### TASK BRIEF
Although the records contain pictures, repeat only the text of every line exactly.

Start of Block

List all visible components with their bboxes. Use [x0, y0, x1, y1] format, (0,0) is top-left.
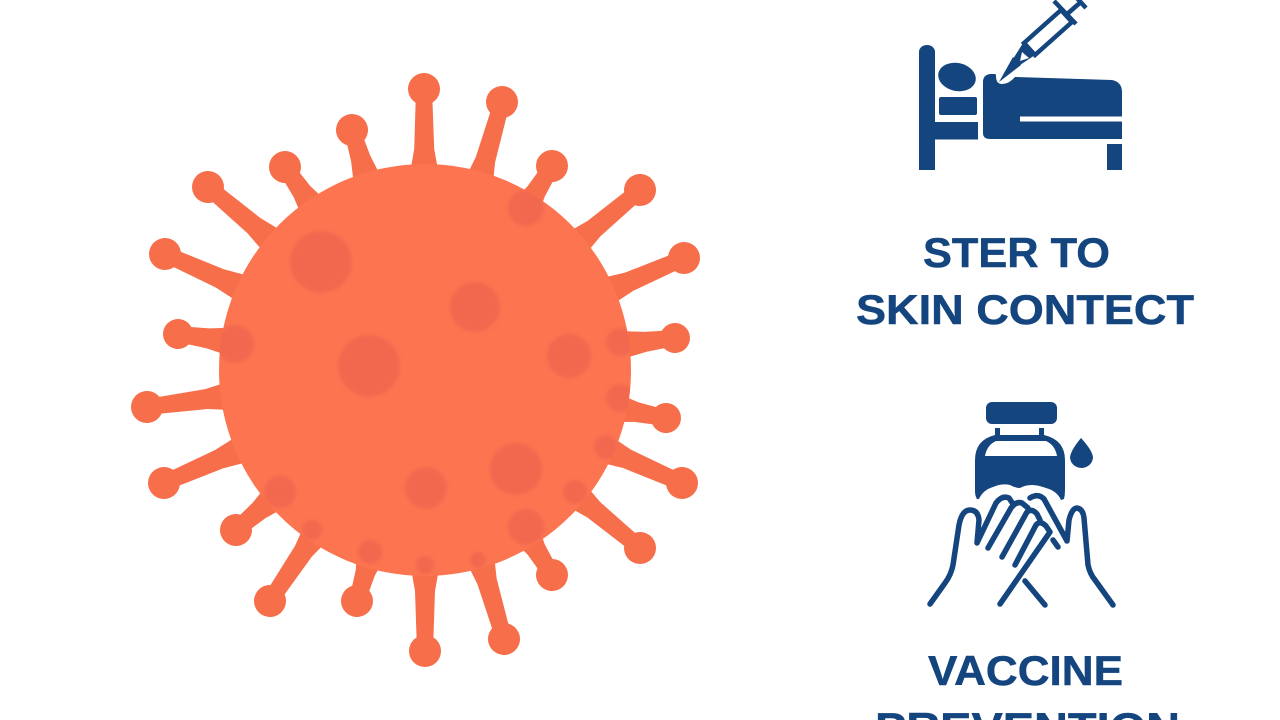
syringe hub	[1013, 43, 1035, 65]
heading: skin contact	[856, 229, 1194, 333]
hands	[930, 496, 1113, 605]
blanket and mattress	[983, 74, 1122, 139]
heading: vaccine prevention: VACCINE	[928, 647, 1123, 694]
virus body	[219, 164, 631, 576]
droplet	[1070, 438, 1093, 468]
icon: virus	[129, 73, 705, 667]
vial body	[975, 428, 1065, 500]
bed leg	[1107, 144, 1122, 170]
patient head	[936, 59, 978, 95]
heading: skin contact: SKIN CONTECT	[856, 286, 1194, 333]
heading: vaccine prevention	[875, 647, 1180, 720]
virus spikes	[129, 73, 705, 667]
bed rail	[935, 122, 978, 140]
needle	[999, 57, 1021, 82]
icon: vaccine vial and hands	[930, 402, 1113, 605]
virus surface blotches	[216, 190, 634, 574]
pillow	[939, 97, 977, 115]
bed headboard	[919, 45, 935, 170]
heading: skin contact: STER TO	[923, 229, 1110, 276]
syringe barrel and plunger	[1024, 0, 1086, 55]
syringe	[999, 0, 1086, 82]
vial cap	[986, 402, 1057, 424]
icon: patient in bed receiving injection	[919, 0, 1122, 170]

End of Block

### SOLUTION
List all visible components with their bboxes. Use [x0, y0, x1, y1] format, (0,0) is top-left.
syringe hub	[1013, 43, 1035, 65]
heading: skin contact	[856, 229, 1194, 333]
hands	[930, 496, 1113, 605]
blanket and mattress	[983, 74, 1122, 139]
heading: vaccine prevention: VACCINE	[928, 647, 1123, 694]
virus body	[219, 164, 631, 576]
droplet	[1070, 438, 1093, 468]
icon: virus	[129, 73, 705, 667]
vial body	[975, 428, 1065, 500]
bed leg	[1107, 144, 1122, 170]
patient head	[936, 59, 978, 95]
heading: skin contact: SKIN CONTECT	[856, 286, 1194, 333]
heading: vaccine prevention	[875, 647, 1180, 720]
virus spikes	[129, 73, 705, 667]
bed rail	[935, 122, 978, 140]
needle	[999, 57, 1021, 82]
icon: vaccine vial and hands	[930, 402, 1113, 605]
virus surface blotches	[216, 190, 634, 574]
pillow	[939, 97, 977, 115]
bed headboard	[919, 45, 935, 170]
heading: skin contact: STER TO	[923, 229, 1110, 276]
syringe barrel and plunger	[1024, 0, 1086, 55]
syringe	[999, 0, 1086, 82]
vial cap	[986, 402, 1057, 424]
icon: patient in bed receiving injection	[919, 0, 1122, 170]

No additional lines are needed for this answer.